_PROBLEM TO WORK ON_.
Could you copy every line from the material below in which "many" appears?

_DATA SUPPLIED_.
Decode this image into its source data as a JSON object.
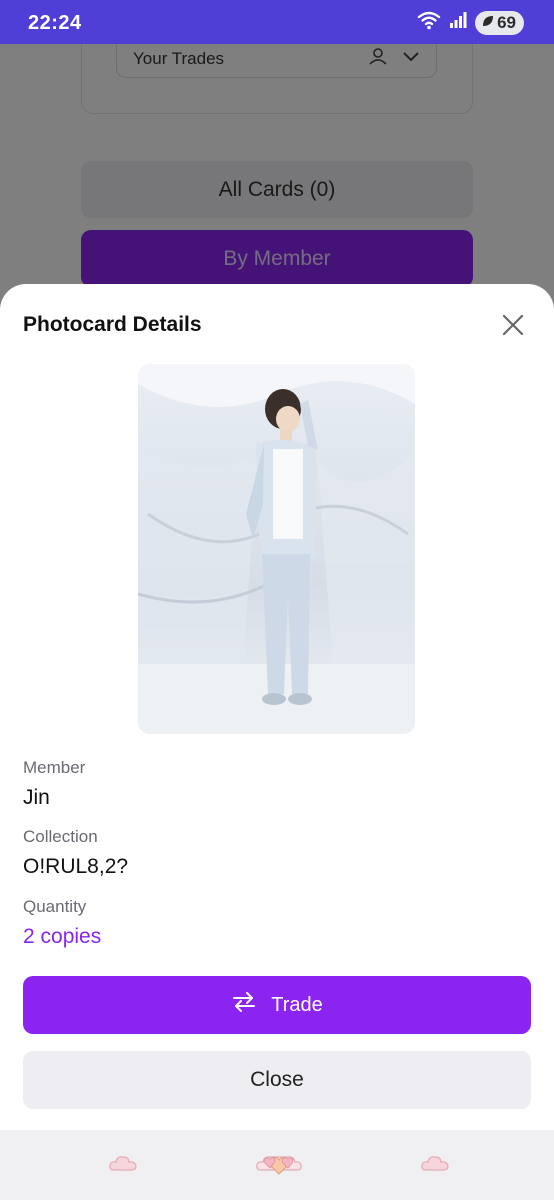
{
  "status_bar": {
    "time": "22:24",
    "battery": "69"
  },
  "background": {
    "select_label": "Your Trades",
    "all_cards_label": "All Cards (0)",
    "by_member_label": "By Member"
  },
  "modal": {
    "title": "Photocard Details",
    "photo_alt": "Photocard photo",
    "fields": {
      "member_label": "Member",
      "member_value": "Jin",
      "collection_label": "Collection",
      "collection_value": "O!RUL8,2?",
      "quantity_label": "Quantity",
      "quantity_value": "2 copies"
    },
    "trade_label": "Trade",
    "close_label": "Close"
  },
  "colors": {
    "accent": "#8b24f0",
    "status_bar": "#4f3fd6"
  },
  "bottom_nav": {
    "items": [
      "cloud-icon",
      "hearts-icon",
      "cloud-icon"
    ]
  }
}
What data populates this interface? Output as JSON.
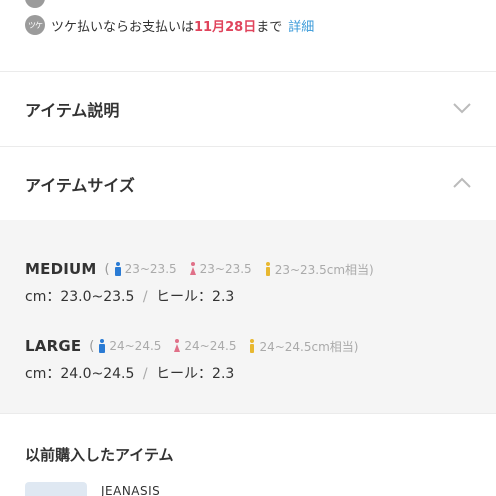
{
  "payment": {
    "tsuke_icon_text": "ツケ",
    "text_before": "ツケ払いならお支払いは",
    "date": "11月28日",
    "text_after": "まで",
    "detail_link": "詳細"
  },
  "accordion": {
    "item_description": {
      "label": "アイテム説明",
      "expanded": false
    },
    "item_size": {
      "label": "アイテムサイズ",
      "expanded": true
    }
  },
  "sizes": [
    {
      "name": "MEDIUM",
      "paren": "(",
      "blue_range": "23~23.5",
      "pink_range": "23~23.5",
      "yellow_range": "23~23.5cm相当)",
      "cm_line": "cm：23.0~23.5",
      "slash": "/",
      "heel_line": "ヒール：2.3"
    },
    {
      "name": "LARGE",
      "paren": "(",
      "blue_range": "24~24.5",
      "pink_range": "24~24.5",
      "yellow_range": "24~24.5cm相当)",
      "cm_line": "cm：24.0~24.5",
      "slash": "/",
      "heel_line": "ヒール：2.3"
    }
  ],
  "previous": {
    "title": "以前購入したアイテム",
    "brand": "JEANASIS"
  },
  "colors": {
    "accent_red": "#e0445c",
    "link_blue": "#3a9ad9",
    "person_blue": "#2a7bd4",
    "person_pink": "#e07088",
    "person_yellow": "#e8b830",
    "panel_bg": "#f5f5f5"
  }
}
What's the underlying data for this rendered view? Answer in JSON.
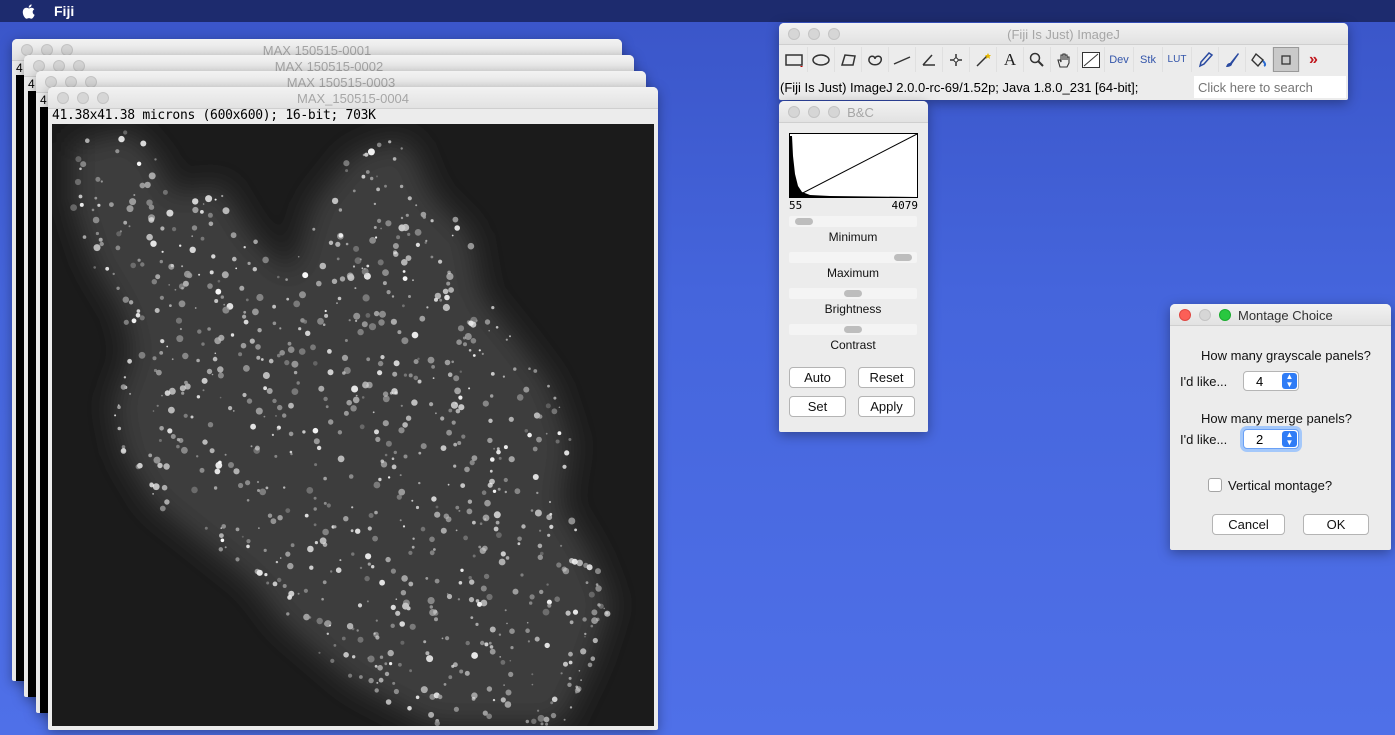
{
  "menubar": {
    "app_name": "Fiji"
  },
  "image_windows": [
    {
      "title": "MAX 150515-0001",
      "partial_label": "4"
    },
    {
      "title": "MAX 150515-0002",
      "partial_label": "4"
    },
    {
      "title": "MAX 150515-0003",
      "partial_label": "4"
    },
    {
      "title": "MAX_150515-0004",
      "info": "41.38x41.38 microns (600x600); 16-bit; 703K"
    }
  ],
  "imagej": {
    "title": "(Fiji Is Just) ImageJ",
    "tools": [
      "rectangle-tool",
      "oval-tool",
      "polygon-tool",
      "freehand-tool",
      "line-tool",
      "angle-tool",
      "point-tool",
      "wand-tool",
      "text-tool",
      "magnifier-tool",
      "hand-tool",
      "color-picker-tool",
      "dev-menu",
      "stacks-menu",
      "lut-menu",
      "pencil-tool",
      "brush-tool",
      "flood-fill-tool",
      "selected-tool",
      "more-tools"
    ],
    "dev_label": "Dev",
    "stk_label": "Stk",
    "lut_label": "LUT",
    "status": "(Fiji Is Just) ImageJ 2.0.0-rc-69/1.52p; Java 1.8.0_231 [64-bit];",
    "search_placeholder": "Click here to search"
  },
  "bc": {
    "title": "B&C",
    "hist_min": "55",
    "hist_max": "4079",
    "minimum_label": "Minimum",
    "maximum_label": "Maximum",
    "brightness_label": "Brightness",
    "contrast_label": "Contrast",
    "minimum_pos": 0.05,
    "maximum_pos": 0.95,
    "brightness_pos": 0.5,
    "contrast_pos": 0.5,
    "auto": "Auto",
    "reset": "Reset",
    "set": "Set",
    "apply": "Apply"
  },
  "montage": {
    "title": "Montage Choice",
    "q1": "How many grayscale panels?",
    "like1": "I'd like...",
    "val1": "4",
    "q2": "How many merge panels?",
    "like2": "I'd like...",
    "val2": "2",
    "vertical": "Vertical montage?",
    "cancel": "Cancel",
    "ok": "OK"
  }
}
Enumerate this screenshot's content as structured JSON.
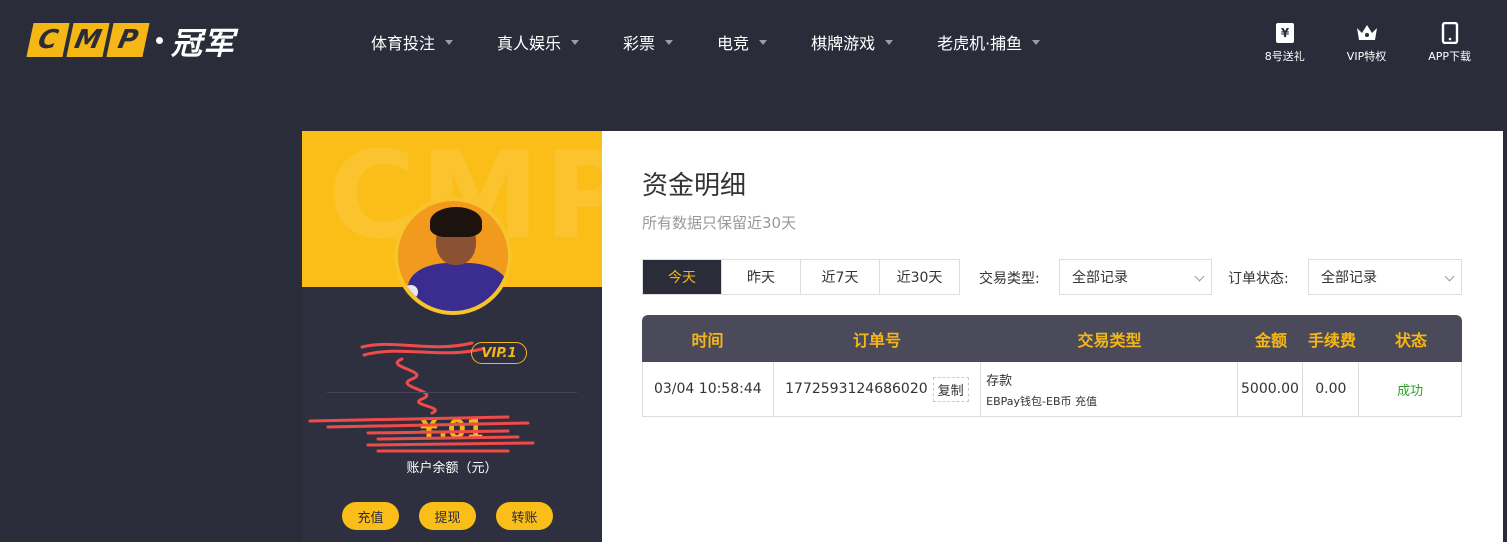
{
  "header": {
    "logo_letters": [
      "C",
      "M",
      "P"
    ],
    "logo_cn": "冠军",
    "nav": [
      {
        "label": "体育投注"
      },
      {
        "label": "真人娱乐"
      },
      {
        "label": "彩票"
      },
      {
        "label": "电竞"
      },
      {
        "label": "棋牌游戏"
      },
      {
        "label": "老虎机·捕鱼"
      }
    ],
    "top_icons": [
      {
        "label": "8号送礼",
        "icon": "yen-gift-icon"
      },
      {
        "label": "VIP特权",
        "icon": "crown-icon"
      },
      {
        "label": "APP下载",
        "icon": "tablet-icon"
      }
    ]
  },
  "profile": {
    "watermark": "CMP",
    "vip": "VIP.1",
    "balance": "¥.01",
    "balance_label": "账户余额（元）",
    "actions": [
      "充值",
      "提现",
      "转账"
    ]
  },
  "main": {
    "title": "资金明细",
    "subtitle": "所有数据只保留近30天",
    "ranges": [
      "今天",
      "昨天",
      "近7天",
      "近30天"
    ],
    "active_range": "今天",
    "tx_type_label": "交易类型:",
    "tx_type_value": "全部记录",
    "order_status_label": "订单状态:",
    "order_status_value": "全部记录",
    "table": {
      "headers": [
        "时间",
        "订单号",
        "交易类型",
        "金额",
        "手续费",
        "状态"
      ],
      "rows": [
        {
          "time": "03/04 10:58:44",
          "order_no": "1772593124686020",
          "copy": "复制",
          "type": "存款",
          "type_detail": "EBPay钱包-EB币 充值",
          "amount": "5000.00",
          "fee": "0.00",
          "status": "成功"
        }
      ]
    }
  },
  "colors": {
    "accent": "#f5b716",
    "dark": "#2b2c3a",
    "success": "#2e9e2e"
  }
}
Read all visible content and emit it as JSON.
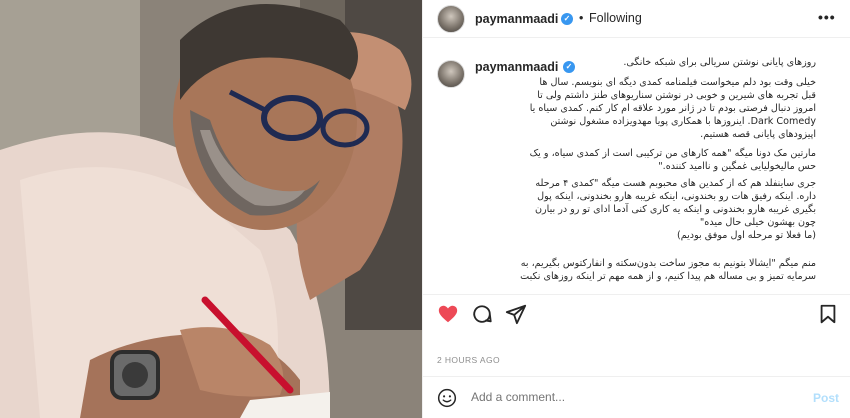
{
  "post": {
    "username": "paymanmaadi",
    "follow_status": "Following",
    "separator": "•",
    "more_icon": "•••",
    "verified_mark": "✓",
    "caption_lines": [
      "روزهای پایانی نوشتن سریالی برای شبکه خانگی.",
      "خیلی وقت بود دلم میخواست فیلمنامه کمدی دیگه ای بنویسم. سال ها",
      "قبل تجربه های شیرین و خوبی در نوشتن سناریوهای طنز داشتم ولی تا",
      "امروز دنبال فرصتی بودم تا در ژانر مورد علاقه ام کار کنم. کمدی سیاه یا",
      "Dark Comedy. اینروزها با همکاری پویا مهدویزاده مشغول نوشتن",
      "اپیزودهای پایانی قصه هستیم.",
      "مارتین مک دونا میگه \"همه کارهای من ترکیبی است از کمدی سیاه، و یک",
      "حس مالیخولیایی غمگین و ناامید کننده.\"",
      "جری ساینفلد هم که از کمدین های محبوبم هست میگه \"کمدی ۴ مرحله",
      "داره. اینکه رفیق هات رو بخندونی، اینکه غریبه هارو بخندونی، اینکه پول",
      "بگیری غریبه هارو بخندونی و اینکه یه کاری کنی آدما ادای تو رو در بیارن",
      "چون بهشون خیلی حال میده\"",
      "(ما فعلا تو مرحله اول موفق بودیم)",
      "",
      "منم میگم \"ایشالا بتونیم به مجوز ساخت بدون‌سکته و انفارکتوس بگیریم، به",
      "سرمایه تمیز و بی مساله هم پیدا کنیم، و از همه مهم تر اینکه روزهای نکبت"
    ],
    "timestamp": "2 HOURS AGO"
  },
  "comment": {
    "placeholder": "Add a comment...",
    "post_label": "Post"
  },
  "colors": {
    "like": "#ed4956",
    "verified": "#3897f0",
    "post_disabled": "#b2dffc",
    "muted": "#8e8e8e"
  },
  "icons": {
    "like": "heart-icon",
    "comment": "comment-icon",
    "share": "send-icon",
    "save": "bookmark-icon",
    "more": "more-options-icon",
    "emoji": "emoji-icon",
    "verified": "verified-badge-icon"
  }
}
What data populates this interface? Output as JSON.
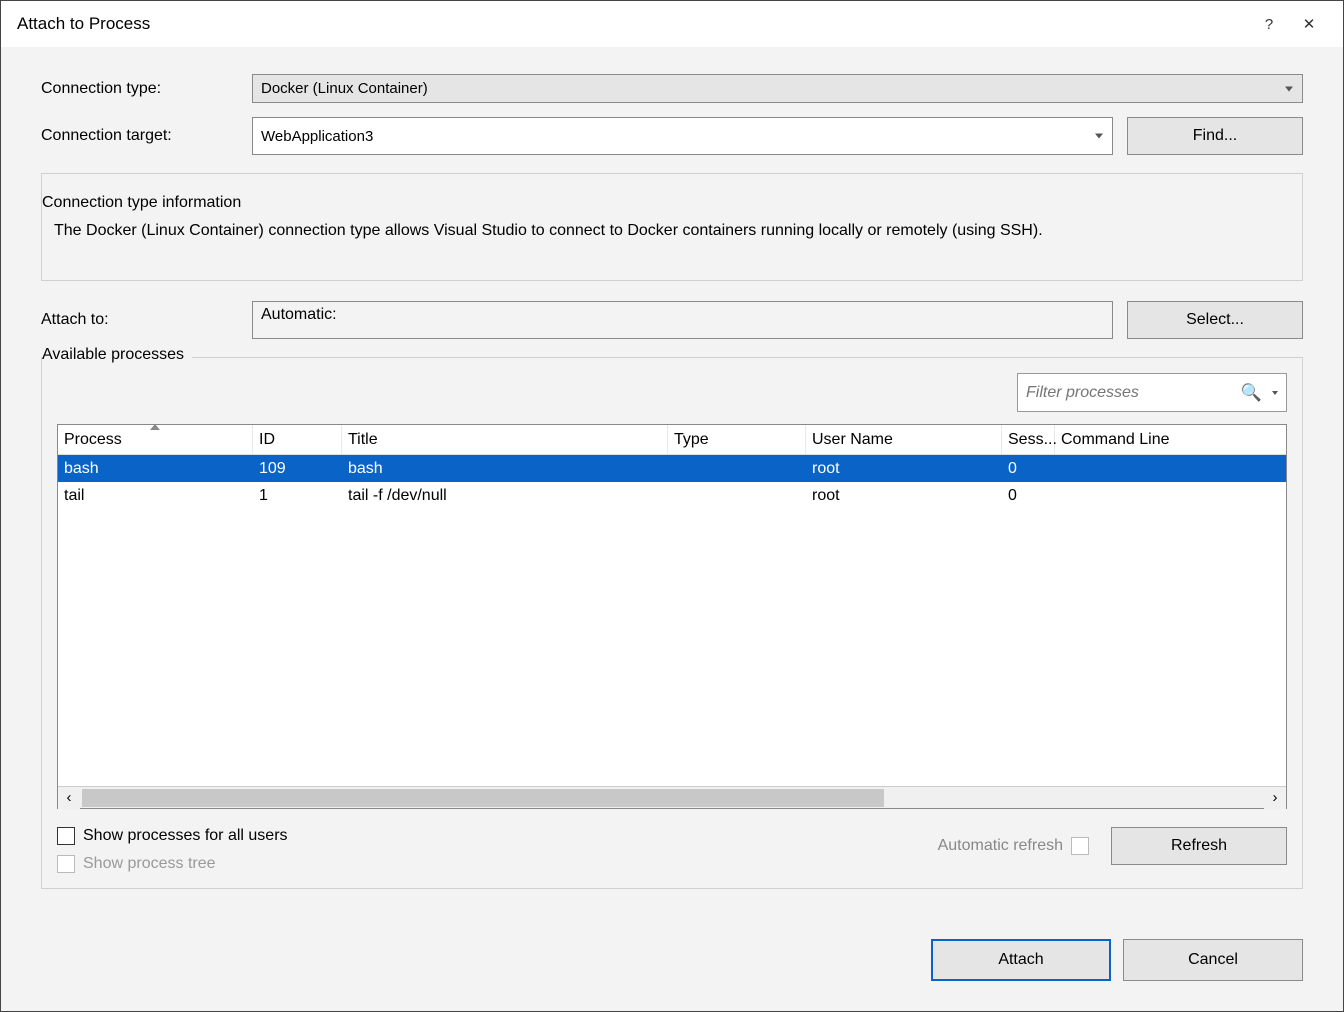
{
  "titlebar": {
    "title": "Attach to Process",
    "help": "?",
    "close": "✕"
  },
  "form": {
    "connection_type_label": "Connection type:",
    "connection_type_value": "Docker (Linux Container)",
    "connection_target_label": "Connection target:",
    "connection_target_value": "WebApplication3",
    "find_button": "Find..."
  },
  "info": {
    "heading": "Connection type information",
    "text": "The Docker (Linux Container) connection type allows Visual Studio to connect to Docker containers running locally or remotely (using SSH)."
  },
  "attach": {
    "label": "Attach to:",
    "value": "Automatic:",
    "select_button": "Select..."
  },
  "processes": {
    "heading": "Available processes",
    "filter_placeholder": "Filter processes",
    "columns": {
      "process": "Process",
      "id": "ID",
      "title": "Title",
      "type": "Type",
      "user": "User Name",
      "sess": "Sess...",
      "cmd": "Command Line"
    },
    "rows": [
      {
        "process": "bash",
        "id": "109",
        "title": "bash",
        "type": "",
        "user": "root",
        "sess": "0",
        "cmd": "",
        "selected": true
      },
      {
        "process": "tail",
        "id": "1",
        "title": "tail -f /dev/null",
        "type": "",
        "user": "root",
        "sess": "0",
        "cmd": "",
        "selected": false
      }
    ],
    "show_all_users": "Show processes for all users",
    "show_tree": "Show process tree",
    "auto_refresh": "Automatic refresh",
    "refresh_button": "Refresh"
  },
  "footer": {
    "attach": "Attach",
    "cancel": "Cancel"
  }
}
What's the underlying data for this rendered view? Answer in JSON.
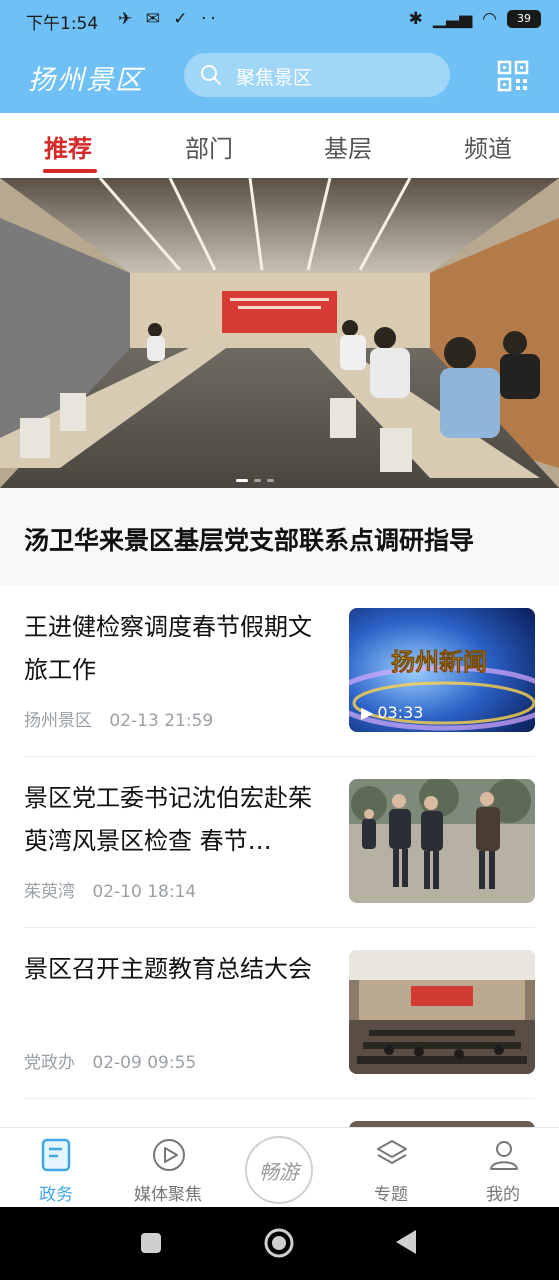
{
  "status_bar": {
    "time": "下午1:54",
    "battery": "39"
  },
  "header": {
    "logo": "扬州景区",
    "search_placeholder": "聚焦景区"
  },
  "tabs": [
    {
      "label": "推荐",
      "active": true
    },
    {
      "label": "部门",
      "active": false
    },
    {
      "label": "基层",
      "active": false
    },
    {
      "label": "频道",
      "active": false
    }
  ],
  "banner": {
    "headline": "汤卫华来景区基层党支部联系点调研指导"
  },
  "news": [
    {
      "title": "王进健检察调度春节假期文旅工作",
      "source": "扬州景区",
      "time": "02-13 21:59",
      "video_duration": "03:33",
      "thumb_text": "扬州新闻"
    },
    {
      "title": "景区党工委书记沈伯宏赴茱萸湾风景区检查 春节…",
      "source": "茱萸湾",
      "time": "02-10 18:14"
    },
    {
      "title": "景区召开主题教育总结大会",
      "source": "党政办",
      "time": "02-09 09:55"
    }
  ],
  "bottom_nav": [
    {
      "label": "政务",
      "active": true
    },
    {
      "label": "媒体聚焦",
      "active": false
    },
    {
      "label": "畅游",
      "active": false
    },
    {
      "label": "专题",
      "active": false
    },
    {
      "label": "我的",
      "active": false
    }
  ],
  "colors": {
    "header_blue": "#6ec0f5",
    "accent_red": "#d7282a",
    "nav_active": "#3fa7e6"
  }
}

_FINAL RESULT_.
    "q1": "How many grayscale panels?",
    "q2": "How many merge panels?",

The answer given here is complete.